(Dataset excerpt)
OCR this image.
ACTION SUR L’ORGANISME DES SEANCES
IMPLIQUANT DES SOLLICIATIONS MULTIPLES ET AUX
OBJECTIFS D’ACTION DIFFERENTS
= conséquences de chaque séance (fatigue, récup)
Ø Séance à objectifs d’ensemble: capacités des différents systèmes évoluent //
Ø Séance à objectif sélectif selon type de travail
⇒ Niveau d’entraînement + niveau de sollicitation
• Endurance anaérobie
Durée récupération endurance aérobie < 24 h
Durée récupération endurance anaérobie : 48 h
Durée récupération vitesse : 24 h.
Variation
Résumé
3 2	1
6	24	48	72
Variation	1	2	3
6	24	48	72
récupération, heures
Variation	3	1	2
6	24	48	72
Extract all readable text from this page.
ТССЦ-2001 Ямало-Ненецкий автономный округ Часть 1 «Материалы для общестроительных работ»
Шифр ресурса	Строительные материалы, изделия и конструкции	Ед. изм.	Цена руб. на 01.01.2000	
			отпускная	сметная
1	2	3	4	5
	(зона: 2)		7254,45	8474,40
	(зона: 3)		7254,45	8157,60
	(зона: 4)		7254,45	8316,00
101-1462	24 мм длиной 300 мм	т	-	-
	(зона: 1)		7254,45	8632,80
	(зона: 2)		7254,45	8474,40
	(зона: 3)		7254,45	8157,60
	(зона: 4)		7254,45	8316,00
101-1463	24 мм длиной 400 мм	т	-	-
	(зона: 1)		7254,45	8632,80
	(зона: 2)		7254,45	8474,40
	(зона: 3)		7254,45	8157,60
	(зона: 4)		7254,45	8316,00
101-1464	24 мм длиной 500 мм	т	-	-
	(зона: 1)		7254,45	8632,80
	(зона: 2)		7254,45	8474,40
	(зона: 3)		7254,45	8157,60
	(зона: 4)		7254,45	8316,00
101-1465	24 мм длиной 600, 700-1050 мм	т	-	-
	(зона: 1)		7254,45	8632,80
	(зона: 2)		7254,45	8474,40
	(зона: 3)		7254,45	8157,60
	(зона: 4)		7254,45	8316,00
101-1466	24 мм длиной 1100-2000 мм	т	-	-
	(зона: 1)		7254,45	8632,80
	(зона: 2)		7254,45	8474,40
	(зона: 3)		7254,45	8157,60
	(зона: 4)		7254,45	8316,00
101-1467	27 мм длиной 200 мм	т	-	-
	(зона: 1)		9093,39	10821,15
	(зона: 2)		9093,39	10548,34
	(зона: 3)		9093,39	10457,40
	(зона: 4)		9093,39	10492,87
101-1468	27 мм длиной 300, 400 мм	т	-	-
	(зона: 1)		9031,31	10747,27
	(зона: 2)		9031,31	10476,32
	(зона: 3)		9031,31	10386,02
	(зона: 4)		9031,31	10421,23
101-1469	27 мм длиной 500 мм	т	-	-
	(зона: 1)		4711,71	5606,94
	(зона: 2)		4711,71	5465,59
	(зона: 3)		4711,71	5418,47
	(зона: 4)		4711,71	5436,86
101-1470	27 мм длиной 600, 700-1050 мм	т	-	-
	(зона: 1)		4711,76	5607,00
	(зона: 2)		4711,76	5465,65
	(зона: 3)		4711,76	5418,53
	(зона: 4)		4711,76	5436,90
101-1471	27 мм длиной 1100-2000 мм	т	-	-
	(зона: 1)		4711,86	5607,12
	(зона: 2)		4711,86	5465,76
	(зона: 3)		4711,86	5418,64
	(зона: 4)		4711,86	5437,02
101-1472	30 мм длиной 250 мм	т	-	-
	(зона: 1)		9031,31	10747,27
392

[WHAT IS EXPECTED]:
Using the data above, copy each line that contains "длиной".

[ANSWER TO THIS TASK]:
101-1462	24 мм длиной 300 мм	т	-	-
101-1463	24 мм длиной 400 мм	т	-	-
101-1464	24 мм длиной 500 мм	т	-	-
101-1465	24 мм длиной 600, 700-1050 мм	т	-	-
101-1466	24 мм длиной 1100-2000 мм	т	-	-
101-1467	27 мм длиной 200 мм	т	-	-
101-1468	27 мм длиной 300, 400 мм	т	-	-
101-1469	27 мм длиной 500 мм	т	-	-
101-1470	27 мм длиной 600, 700-1050 мм	т	-	-
101-1471	27 мм длиной 1100-2000 мм	т	-	-
101-1472	30 мм длиной 250 мм	т	-	-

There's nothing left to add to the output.